**Selected extract**:
----
So I had a think about this idea of voice, with regards to my own projects, like Bilateral Petersham and the Bon Scott Blog.

In attempting to find an answer for Kirsten, I began by talking about the Bon Scott Blog. Finding one’s voice depends, I said, on who is your perceived audience. If I think that the people who are going to be reading the blog are die-hard heavy rock fans, then the voice I develop will be influenced by that. If I think I am writing for mainly art world people (who are not fans but who are peering in on what I am doing “from outside the subculture”, because they see what I am doing as a work of art) it’s going to be a different kind of voice which grows through the blog.

One difference is the degree of specificity required in describing things – there’s no need to explain things in great detail, from first principals, if my readership already knows the basic facts, right? On the other hand, a readership who does not know much about the subject will needs to have things explained in more detail, from the ground up. So from the very beginning, my imagining of who is “tuning in” to my blog is going to affect the voice I write with.

The interesting thing for me about blogging-as-art projects is that I engage in a process of finding things out as I go along. To be more precise – I do ZERO research BEFORE starting the blog. Day one of the project is a declaration of my ignorance. The research process, if you can call it that, is all embodied and visible in the blog itself.

In the case of the Bon Scott Blog, this meant that I was able to bridge the gap between the fans and the non-fans. Because, at any one moment, I was the gap between these two readership groups – I was in the process of becoming a fan – moving from non-fan to fan. So my voice was able to reflect this – my own wonder produced by my rapid rate of transformation. And this wonder was the thing which bridged the two readership groups.
----
**Written request 1**:
Rename "signature-block" to "signature-area" in the rows, from the first line through the line containing "paragraph-continuation: عمل نامشروع", and give those lines back with nothing else changed.
The rows below this text bear no relation to it.
----
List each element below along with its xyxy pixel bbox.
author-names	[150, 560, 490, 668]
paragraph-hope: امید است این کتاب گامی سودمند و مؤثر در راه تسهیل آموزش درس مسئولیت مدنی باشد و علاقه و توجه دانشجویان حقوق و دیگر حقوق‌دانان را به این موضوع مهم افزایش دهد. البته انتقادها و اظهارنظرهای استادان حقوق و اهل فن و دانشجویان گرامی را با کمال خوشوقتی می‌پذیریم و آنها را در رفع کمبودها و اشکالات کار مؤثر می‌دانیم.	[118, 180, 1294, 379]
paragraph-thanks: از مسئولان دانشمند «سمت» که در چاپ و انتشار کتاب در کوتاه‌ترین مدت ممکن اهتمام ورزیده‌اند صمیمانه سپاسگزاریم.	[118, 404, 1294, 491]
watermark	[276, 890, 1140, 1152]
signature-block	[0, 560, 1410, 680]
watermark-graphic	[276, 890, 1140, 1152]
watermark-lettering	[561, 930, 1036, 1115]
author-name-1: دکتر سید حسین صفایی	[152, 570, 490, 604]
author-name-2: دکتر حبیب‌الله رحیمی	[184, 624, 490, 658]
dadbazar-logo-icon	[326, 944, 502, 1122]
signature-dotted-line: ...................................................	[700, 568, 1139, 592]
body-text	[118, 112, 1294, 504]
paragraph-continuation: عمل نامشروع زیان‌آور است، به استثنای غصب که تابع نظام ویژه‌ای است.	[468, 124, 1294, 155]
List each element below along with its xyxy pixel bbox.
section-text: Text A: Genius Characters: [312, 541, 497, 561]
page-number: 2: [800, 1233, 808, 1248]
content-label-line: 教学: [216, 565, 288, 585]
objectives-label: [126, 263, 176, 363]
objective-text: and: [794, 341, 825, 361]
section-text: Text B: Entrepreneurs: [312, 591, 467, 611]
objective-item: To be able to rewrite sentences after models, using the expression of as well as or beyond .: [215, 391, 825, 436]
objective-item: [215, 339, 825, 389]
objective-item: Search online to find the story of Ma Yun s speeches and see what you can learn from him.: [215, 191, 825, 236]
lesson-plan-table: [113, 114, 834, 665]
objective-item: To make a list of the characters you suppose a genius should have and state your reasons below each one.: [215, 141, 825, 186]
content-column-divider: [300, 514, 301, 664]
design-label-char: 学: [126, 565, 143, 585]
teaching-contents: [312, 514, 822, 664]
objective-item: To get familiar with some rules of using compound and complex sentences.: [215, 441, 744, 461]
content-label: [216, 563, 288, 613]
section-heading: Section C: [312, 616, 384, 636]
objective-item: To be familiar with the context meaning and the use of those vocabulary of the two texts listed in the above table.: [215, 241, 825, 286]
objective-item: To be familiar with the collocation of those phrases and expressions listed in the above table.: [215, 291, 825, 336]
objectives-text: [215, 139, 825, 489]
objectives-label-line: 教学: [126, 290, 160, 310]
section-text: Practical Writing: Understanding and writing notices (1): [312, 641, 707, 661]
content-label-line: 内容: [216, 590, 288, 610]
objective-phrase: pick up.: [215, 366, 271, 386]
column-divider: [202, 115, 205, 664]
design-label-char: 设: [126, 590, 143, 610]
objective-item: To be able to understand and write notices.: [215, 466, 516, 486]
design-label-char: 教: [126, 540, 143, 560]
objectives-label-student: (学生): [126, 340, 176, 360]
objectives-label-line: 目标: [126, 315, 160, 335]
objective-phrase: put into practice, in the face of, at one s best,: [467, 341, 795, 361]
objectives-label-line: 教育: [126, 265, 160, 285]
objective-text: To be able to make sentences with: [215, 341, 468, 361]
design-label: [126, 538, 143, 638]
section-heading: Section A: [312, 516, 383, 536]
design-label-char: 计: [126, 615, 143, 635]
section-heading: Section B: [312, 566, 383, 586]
----
**Written request 2**:
Transcribe the part of the blogging text that opens with the words containing "One difference is" and closes with "I write with.".

**Correct output 1**:
List each element below along with its xyxy pixel bbox.
author-names	[150, 560, 490, 668]
paragraph-hope: امید است این کتاب گامی سودمند و مؤثر در راه تسهیل آموزش درس مسئولیت مدنی باشد و علاقه و توجه دانشجویان حقوق و دیگر حقوق‌دانان را به این موضوع مهم افزایش دهد. البته انتقادها و اظهارنظرهای استادان حقوق و اهل فن و دانشجویان گرامی را با کمال خوشوقتی می‌پذیریم و آنها را در رفع کمبودها و اشکالات کار مؤثر می‌دانیم.	[118, 180, 1294, 379]
paragraph-thanks: از مسئولان دانشمند «سمت» که در چاپ و انتشار کتاب در کوتاه‌ترین مدت ممکن اهتمام ورزیده‌اند صمیمانه سپاسگزاریم.	[118, 404, 1294, 491]
watermark	[276, 890, 1140, 1152]
signature-area	[0, 560, 1410, 680]
watermark-graphic	[276, 890, 1140, 1152]
watermark-lettering	[561, 930, 1036, 1115]
author-name-1: دکتر سید حسین صفایی	[152, 570, 490, 604]
author-name-2: دکتر حبیب‌الله رحیمی	[184, 624, 490, 658]
dadbazar-logo-icon	[326, 944, 502, 1122]
signature-dotted-line: ...................................................	[700, 568, 1139, 592]
body-text	[118, 112, 1294, 504]
paragraph-continuation: عمل نامشروع زیان‌آور است، به استثنای غصب که تابع نظام ویژه‌ای است.	[468, 124, 1294, 155]

**Correct output 2**:
One difference is the degree of specificity required in describing things – there’s no need to explain things in great detail, from first principals, if my readership already knows the basic facts, right? On the other hand, a readership who does not know much about the subject will needs to have things explained in more detail, from the ground up. So from the very beginning, my imagining of who is “tuning in” to my blog is going to affect the voice I write with.